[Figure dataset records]

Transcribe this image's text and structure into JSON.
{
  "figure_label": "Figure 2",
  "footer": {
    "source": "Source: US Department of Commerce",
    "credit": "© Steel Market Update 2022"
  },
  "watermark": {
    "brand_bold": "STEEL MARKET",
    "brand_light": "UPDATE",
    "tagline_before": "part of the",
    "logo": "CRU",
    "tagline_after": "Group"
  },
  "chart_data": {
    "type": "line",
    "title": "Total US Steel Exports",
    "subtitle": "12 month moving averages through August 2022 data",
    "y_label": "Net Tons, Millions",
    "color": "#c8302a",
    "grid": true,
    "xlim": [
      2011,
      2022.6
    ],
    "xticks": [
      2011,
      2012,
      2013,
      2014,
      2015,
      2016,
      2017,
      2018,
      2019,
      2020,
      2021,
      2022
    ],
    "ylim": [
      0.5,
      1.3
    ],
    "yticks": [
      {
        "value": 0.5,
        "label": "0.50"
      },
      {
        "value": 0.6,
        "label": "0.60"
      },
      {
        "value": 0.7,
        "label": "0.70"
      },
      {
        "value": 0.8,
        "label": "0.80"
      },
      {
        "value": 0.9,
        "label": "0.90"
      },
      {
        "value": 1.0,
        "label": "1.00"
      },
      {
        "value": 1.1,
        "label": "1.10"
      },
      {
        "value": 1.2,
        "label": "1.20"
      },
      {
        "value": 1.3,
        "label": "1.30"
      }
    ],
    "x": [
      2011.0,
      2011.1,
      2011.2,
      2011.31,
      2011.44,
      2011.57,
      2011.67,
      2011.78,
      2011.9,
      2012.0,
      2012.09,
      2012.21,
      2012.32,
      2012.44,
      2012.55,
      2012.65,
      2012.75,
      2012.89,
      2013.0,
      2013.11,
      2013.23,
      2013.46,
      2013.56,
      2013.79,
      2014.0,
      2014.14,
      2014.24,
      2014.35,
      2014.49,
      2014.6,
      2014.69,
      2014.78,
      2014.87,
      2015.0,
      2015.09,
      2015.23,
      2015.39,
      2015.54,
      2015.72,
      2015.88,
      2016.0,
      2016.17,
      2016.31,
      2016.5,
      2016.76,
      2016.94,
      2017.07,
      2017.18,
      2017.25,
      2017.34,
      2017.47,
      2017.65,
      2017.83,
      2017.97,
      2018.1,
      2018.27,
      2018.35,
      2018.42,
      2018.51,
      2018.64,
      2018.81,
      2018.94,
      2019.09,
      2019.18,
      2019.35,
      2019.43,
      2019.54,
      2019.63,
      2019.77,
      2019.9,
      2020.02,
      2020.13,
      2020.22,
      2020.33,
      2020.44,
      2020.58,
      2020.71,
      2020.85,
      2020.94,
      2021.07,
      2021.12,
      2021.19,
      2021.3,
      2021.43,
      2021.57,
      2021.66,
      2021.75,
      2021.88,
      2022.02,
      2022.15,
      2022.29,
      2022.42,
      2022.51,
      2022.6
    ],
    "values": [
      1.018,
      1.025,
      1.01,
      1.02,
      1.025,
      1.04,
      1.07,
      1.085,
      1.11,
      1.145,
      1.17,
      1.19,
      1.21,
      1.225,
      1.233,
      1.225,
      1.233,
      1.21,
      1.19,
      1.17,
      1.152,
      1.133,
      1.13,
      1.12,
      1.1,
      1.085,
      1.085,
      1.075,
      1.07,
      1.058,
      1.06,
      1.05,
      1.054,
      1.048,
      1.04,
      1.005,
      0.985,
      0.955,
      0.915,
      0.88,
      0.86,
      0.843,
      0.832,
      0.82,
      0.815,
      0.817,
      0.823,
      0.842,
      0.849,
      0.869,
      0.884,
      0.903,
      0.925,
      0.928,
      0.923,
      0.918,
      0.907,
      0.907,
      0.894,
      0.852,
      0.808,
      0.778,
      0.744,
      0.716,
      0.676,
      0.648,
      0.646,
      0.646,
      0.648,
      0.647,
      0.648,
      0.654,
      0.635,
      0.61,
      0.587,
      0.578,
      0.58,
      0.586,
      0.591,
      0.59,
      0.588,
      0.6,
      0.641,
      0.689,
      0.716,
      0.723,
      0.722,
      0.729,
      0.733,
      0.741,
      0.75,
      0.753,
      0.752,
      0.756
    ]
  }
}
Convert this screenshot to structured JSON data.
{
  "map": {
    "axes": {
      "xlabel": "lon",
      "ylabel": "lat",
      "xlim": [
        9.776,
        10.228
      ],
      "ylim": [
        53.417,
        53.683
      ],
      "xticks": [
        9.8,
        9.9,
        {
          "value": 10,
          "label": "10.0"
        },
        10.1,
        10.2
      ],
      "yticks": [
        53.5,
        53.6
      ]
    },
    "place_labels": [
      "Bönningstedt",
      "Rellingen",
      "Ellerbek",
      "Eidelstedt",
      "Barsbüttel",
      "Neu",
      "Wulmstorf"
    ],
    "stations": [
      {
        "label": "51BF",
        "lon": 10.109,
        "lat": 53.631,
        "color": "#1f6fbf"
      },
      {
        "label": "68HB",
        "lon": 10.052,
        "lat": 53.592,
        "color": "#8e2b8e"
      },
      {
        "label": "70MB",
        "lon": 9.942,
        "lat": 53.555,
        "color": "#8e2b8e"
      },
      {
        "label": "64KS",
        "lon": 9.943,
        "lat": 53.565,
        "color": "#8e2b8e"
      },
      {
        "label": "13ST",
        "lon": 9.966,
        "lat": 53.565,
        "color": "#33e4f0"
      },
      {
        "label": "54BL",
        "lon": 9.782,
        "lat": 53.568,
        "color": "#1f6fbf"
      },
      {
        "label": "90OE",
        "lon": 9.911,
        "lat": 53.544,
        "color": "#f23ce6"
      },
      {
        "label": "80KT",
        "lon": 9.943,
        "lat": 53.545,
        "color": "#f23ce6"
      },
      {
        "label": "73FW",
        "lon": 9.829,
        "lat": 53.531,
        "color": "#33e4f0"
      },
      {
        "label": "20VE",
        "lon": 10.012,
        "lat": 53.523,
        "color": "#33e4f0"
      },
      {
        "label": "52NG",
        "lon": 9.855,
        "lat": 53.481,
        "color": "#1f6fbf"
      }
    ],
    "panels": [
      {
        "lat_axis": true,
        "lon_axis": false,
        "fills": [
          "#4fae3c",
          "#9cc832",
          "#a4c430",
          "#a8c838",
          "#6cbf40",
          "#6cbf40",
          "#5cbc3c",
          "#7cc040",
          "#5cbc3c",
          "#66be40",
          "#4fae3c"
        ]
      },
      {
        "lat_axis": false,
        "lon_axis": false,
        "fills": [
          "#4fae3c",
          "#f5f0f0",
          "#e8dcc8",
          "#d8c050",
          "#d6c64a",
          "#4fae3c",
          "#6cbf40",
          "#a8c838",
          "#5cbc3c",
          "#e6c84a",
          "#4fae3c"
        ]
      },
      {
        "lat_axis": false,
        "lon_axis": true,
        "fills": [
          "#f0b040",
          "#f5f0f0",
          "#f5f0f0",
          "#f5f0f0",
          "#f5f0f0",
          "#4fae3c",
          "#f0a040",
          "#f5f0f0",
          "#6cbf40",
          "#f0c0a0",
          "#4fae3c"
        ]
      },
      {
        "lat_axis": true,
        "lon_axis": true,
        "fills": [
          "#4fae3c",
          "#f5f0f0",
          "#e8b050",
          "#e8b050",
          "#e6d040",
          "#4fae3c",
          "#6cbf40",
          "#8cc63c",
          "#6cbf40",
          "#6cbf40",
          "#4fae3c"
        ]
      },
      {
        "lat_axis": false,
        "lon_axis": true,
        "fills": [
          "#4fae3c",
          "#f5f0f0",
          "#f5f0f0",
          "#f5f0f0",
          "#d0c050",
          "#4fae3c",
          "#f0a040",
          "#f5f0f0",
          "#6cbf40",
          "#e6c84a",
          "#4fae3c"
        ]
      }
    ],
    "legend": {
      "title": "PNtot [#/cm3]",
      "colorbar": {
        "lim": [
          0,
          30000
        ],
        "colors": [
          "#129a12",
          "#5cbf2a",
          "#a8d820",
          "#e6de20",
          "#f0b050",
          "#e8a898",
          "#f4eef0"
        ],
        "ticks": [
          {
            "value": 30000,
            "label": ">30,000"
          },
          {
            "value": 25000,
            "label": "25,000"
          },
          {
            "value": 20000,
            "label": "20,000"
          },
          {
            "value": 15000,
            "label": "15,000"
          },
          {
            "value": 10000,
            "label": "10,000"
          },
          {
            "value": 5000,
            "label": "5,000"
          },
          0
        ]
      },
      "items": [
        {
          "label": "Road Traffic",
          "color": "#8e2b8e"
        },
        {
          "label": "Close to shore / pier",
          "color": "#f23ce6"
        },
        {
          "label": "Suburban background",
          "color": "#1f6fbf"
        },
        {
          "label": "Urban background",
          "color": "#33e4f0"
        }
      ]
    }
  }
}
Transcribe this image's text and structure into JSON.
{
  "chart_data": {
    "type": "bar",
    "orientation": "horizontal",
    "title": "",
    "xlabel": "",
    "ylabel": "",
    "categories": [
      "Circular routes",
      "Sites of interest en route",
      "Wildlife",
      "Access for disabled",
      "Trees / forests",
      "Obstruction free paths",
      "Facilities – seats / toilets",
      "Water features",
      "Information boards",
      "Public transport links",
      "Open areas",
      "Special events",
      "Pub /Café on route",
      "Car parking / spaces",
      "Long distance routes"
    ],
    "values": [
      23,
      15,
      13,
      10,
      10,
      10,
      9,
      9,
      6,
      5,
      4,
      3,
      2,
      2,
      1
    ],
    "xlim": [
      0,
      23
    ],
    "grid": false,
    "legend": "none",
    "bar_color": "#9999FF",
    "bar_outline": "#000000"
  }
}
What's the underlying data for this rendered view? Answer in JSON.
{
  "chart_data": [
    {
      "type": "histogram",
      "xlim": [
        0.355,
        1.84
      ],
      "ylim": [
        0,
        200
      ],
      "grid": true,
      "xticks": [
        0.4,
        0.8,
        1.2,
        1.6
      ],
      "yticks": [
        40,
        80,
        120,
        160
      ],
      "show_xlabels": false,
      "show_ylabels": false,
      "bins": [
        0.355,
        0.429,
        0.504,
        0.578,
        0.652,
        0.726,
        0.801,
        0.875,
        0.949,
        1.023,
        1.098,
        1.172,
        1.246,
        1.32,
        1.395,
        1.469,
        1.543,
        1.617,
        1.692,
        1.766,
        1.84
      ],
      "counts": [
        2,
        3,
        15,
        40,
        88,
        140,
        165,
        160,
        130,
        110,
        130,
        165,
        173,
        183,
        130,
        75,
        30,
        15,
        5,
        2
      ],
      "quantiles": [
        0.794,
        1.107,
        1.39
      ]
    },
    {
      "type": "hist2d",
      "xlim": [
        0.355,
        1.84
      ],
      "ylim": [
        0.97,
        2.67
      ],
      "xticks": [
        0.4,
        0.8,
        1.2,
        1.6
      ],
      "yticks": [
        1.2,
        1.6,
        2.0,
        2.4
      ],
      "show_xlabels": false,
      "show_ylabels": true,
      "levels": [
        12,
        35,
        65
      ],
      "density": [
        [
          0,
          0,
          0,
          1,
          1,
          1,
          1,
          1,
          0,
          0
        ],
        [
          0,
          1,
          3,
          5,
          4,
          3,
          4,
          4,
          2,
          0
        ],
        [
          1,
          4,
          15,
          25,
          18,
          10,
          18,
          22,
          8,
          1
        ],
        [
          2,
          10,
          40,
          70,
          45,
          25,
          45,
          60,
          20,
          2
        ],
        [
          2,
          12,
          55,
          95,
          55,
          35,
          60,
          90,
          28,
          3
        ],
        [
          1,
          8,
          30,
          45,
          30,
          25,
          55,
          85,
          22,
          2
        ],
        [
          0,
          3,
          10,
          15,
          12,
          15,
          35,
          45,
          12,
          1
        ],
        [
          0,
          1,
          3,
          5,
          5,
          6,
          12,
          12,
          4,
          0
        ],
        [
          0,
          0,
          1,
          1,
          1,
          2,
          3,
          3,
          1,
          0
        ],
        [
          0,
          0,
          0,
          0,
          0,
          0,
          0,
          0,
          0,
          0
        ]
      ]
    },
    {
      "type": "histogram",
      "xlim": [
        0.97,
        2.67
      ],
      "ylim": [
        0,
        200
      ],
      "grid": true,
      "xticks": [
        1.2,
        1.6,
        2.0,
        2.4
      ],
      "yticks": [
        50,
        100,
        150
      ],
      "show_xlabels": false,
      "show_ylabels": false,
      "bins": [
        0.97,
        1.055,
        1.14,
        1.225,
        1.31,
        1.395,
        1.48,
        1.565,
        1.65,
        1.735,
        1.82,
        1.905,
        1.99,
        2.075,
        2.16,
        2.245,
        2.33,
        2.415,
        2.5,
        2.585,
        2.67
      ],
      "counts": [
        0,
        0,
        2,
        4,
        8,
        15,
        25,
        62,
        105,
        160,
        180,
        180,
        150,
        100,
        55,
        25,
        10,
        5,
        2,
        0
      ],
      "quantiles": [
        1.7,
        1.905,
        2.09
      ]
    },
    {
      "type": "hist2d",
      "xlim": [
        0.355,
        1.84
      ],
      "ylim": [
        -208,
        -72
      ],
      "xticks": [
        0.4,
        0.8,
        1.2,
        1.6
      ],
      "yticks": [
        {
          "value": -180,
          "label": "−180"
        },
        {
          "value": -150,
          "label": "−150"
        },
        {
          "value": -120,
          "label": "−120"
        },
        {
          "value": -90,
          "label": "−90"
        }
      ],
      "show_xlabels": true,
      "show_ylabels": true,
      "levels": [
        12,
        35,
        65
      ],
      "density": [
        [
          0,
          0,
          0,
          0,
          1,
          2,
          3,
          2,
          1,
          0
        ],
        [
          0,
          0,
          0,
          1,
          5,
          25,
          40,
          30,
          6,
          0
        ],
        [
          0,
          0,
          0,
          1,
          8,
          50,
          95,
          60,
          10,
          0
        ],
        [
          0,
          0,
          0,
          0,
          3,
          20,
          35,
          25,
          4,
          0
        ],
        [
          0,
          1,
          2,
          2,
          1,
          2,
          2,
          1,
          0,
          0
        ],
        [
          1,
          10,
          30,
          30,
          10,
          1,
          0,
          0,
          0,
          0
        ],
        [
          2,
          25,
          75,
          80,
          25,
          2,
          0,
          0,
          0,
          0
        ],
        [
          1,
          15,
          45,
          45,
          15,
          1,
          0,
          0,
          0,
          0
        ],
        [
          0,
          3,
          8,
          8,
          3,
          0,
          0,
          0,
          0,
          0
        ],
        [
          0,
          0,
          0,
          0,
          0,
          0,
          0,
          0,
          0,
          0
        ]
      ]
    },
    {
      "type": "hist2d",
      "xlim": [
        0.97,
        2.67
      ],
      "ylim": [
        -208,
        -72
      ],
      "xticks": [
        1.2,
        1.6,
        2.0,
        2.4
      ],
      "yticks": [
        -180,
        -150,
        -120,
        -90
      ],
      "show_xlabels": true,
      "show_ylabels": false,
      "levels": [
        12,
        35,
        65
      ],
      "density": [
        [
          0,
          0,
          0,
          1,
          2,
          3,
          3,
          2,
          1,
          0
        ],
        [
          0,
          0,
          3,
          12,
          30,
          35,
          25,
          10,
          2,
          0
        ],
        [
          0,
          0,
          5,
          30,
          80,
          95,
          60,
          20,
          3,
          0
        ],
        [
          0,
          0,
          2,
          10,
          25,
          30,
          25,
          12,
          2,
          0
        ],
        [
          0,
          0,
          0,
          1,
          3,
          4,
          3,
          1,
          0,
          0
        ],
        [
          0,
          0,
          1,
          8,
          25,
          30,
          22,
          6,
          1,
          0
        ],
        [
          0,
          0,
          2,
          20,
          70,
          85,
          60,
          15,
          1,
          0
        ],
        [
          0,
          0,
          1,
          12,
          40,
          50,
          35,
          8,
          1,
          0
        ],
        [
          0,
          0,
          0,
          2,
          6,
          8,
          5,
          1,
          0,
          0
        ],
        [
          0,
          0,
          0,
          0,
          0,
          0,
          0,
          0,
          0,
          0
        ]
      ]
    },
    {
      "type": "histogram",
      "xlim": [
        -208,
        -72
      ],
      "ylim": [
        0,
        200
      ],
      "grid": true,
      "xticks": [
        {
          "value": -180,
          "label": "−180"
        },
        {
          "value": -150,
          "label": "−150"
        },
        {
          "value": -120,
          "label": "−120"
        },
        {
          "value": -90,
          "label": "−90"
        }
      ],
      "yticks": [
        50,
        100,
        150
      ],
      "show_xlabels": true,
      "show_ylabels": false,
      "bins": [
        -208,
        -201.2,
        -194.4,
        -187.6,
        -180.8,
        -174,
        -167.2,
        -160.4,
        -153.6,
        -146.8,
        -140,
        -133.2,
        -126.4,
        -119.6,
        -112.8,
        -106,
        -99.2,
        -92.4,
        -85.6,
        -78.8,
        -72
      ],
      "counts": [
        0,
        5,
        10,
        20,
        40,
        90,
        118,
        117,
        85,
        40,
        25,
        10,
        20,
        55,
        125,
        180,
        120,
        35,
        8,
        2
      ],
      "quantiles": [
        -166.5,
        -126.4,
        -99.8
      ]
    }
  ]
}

**Work required:** Check each line of the records above for "JSON", and copy those that have it.

**Worked answer:**
Transcribe this image's text and structure into JSON.
Convert this screenshot to structured JSON data.
Transcribe this image's text and structure into JSON.
What's the underlying data for this rendered view? Answer in JSON.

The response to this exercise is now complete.